EXTRACTED TEXT:
+ + + + +

# Newbie here



## de.das.dude (Nov 9, 2010)

i need help in how to set up my PC for crunching. i have only one rig so i wont be able to crunch all the time.

how does this even work??

i will be using my phenom II X4 945 and ATI 4650 bothe at 100% for crunching. 
my net connection is 512KBps dwn and 8KBps up.


----------



## JrRacinFan (Nov 9, 2010)

Net speed has no say so. But here's a few threads to help you start out:
 How To: Getting BOINC setup for WCG

Once you have everything running and you wish to run your rig at 100% crunching may want to look at this as an option:
 Easy WCG_config

I highly highly suggest you really think about running it. I have ran into problems in the past with running WCG and multiple user profiles.


----------



## de.das.dude (Nov 9, 2010)

its my own PC and its running already.. well atleast its saying 5000 completed out of 50000(10%)


----------



## [Ion] (Nov 10, 2010)

Mind posting a screenshot of BOINC? 

Check out my Essentials thread if you haven't already done so


----------



## de.das.dude (Nov 10, 2010)

its on facebook you can see it on my wall.


----------



## [Ion] (Nov 10, 2010)

Can't access FB here (school filters) :shadedshu


----------



## hat (Nov 10, 2010)

de.das.dude said:


> its on facebook you can see it on my wall.



Mind posting a screenshot of BOINC?


----------



## Chicken Patty (Nov 11, 2010)

Thanks for joining Sayan.   You got it all going already?


----------



## de.das.dude (Nov 11, 2010)

Chicken Patty said:


> Thanks for joining Sayan.   You got it all going already?



who's sayan??!! 


this is a screenie 













[Ion] said:


> Can't access FB here (school filters) :shadedshu


i can feel your pain. we have filters too


----------



## Chicken Patty (Nov 11, 2010)

Sayan?  Oh sorry, wrong person


----------



## de.das.dude (Nov 11, 2010)

Chicken Patty said:


> Sayan?  Oh sorry, wrong person



 i AM SAYAN!!! MUHOHOHOHAHAHAHAHA LOL.
my name should be spelt shayn


----------



## Chicken Patty (Nov 11, 2010)

That's how you have it on your FB though?


----------



## de.das.dude (Nov 11, 2010)

Chicken Patty said:


> That's how you have it on your FB though?



yeah. its on my birth certificate, my school certificates and else where. thats how its spelt. but pronunciation is Shaaayn


----------



## Chicken Patty (Nov 11, 2010)

Oh ok, gotcha!


----------



## hat (Nov 11, 2010)

You sure it's not Saiyan?


----------



## Sadasius (Nov 11, 2010)

Holy hell you have a Barney ringtone!


----------



## Bo$$ (Nov 11, 2010)

Sadasius said:


> Holy hell you have a Barney ringtone!



Barney's ringtone
flintstones maybe?


----------



## de.das.dude (Nov 22, 2010)

Bo$$ said:


> Barney's ringtone
> flintstones maybe?



nope how i met your mother 


i got pie


----------



## t77snapshot (Nov 22, 2010)

de.das.dude said:


> this is a screenie
> http://img.techpowerup.org/101111/WCG1.jpg
> http://img.techpowerup.org/101111/WCG!.jpg



Congrats dude! Welcome to the team be sure to check out the daily Milestones thread too.


----------



## de.das.dude (Nov 22, 2010)

im there too!!! i did something. my name was there.


----------

+ + + + +

GIVEN EXERCISE 1:
Using the forum thread, decide whether each statement agrees with it. Answer yes or no for each, and quote the deciding words.
(a) The newcomer plans to run both a Phenom II X4 945 and an ATI 4650 at full load for crunching.
(b) JrRacinFan says connection speed matters for crunching.
(c) [Ion] was able to view the Facebook post.
GIVEN EXERCISE 2:
In the forum thread, what upload speed does the newcomer give for the internet connection?
GIVEN EXERCISE 3:
According to the forum thread, why won't the newcomer be able to crunch all the time?

+ + + + +

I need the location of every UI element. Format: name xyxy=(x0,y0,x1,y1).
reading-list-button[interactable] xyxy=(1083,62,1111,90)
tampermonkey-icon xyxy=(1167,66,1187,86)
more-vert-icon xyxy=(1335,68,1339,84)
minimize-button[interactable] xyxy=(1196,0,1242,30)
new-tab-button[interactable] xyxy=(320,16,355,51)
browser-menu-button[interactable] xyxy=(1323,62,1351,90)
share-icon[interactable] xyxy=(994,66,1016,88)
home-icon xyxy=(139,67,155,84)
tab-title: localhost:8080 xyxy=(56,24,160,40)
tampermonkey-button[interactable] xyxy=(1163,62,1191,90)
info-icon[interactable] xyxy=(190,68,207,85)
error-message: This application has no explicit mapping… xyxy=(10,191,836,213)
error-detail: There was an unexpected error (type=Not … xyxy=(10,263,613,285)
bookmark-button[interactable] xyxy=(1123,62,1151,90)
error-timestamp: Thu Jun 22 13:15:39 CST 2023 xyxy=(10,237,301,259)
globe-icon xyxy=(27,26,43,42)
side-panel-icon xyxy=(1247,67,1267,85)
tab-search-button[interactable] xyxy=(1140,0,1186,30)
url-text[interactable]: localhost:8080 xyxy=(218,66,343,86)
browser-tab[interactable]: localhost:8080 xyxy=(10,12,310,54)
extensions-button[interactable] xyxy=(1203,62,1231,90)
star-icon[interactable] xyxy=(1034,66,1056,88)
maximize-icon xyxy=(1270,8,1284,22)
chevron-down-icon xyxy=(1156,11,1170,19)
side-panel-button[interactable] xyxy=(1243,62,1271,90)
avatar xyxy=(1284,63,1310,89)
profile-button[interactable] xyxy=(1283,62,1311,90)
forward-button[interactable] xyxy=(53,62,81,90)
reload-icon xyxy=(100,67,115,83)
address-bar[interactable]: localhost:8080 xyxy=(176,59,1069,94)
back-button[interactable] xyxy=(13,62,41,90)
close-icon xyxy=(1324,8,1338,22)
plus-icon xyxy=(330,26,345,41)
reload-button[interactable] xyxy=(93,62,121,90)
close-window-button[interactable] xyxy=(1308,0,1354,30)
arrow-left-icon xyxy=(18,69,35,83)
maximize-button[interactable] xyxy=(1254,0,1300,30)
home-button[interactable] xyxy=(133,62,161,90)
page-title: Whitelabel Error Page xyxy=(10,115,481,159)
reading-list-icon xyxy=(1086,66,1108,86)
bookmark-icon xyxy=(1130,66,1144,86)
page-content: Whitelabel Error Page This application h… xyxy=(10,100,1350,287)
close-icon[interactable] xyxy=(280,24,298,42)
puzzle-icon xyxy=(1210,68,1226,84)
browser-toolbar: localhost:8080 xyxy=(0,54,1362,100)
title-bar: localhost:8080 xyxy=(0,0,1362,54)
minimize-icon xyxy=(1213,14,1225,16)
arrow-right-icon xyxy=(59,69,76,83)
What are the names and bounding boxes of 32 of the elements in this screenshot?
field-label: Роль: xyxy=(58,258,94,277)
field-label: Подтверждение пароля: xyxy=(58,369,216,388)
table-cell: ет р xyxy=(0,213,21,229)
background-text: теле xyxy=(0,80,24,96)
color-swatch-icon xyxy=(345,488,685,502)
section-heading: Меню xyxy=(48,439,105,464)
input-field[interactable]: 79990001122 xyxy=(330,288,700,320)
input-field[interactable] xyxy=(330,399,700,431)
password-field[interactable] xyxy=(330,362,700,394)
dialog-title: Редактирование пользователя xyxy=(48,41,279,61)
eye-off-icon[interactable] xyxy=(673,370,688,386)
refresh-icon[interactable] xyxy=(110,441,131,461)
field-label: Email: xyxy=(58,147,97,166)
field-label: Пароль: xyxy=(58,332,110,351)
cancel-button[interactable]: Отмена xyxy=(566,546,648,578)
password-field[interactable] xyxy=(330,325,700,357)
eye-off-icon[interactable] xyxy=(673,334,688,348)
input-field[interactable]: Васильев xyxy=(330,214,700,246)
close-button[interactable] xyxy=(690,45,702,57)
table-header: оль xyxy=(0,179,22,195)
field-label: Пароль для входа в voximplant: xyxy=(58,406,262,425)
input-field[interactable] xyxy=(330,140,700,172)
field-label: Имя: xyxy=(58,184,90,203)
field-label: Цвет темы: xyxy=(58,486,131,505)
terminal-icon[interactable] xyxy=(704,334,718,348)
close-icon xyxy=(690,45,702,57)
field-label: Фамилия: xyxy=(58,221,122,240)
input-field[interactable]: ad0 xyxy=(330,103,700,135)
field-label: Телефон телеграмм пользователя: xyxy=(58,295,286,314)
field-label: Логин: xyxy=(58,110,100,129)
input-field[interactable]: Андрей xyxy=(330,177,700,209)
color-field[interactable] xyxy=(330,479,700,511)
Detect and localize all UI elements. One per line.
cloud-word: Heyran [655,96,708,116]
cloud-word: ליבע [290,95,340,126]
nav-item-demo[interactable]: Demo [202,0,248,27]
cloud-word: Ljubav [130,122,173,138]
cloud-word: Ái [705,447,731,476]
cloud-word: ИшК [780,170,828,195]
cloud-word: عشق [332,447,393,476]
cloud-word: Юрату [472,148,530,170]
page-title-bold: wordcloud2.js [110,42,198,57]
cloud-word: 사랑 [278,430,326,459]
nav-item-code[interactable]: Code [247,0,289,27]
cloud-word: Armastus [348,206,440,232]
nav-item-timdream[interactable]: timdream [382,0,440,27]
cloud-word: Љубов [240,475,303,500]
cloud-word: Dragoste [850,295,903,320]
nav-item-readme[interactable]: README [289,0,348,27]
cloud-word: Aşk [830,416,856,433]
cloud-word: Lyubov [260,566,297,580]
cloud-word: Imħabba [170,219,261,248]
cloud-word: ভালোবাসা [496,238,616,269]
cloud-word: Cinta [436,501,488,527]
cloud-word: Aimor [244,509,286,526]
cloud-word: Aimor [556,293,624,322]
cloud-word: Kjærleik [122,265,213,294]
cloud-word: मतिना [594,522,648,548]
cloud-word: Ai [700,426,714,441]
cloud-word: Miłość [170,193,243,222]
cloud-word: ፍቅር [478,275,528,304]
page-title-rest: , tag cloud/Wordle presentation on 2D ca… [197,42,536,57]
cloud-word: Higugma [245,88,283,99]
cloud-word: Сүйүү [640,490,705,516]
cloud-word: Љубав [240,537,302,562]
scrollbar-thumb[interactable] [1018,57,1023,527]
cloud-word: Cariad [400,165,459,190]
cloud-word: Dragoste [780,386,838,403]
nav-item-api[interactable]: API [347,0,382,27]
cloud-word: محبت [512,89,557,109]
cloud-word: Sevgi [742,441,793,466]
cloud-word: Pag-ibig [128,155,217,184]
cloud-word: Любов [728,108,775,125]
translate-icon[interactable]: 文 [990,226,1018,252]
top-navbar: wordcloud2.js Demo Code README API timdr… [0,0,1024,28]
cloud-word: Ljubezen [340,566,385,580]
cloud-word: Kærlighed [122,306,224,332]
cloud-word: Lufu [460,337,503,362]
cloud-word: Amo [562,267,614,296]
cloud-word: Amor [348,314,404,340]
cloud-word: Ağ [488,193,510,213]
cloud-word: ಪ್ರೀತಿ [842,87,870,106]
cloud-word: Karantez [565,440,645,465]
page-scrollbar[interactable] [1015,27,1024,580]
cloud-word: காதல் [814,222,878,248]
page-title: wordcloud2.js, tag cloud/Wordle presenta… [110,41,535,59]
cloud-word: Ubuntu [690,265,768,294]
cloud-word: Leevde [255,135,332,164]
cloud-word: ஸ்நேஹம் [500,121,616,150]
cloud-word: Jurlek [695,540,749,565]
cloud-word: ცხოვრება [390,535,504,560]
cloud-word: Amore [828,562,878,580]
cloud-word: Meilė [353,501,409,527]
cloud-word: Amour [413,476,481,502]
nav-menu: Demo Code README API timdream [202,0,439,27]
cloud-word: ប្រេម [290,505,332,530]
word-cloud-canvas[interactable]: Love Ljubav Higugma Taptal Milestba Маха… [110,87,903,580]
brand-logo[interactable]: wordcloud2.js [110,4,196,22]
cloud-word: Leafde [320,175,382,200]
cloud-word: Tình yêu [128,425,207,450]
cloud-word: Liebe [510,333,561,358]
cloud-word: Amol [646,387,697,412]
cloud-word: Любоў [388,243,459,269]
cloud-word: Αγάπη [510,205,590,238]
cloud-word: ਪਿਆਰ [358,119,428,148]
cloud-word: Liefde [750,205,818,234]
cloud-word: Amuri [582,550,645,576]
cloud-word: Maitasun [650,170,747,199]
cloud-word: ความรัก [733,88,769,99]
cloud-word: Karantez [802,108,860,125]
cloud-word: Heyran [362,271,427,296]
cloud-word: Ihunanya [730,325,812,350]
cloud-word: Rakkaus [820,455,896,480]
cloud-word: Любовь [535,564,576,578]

+ + + + +

FULL RESPONSE 1:
(a) Yes: "i will be using my phenom II X4 945 and ATI 4650 bothe at 100% for crunching."
(b) No: "Net speed has no say so."
(c) No: "Can't access FB here (school filters)"

FULL RESPONSE 2:
8KBps up.

FULL RESPONSE 3:
The newcomer has only one rig, so it can't be used for crunching all the time.